Collected data entries
┏━━

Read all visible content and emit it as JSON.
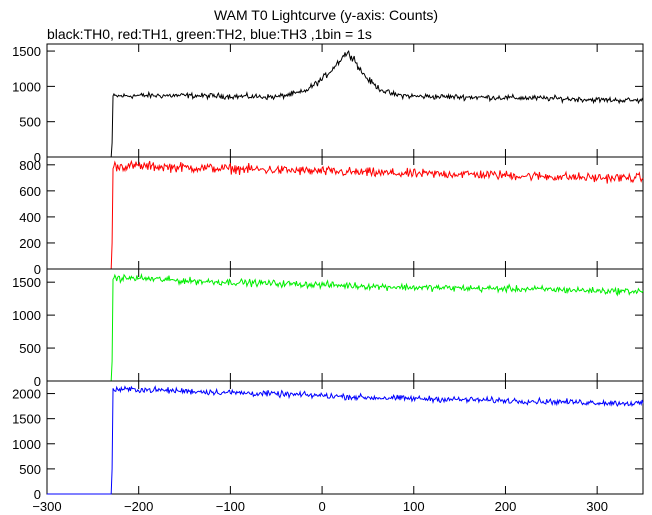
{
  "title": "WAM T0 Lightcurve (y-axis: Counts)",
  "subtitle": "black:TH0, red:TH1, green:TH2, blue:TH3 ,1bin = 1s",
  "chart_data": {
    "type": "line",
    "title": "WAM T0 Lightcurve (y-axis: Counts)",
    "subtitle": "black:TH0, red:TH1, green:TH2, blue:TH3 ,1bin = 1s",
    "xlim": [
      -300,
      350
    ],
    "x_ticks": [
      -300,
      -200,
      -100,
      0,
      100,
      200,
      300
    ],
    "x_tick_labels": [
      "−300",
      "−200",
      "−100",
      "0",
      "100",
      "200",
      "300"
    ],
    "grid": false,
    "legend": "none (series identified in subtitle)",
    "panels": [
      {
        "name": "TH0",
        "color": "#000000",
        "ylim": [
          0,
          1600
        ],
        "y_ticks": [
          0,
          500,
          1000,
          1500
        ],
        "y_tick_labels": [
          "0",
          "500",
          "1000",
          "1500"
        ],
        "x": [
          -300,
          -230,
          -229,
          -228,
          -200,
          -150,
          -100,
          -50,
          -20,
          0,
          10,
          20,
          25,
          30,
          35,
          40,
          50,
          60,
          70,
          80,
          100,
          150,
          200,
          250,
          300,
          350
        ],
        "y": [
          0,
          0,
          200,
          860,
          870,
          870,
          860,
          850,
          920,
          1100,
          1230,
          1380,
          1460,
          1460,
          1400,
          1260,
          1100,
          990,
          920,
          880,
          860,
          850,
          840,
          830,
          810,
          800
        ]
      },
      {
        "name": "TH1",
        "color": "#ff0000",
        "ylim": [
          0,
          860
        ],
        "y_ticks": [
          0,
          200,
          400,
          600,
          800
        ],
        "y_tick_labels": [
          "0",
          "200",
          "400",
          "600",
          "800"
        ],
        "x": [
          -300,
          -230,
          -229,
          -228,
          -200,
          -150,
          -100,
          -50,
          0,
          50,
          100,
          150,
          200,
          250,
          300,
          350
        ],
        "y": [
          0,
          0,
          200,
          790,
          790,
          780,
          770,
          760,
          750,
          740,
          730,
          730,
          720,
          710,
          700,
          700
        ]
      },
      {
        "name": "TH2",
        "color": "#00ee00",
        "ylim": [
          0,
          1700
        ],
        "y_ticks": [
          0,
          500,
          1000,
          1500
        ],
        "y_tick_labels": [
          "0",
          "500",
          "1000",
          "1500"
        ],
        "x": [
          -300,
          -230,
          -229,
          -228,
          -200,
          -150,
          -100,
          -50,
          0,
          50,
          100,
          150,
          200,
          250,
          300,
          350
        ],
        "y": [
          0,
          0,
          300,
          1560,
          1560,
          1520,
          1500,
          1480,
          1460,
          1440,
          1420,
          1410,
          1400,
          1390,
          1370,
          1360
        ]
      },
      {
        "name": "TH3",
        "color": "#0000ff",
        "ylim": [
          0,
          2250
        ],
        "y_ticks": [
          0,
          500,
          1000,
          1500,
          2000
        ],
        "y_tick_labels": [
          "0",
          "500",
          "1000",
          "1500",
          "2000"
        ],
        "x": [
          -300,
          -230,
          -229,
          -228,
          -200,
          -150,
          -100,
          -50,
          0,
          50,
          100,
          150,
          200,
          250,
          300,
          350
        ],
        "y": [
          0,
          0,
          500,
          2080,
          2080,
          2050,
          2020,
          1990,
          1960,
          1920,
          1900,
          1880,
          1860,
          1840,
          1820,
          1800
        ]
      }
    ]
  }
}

┗━━

* Exercise instructions
Check each line of these records for the string "subtitle" and state only how many lines have it.

* Solution
3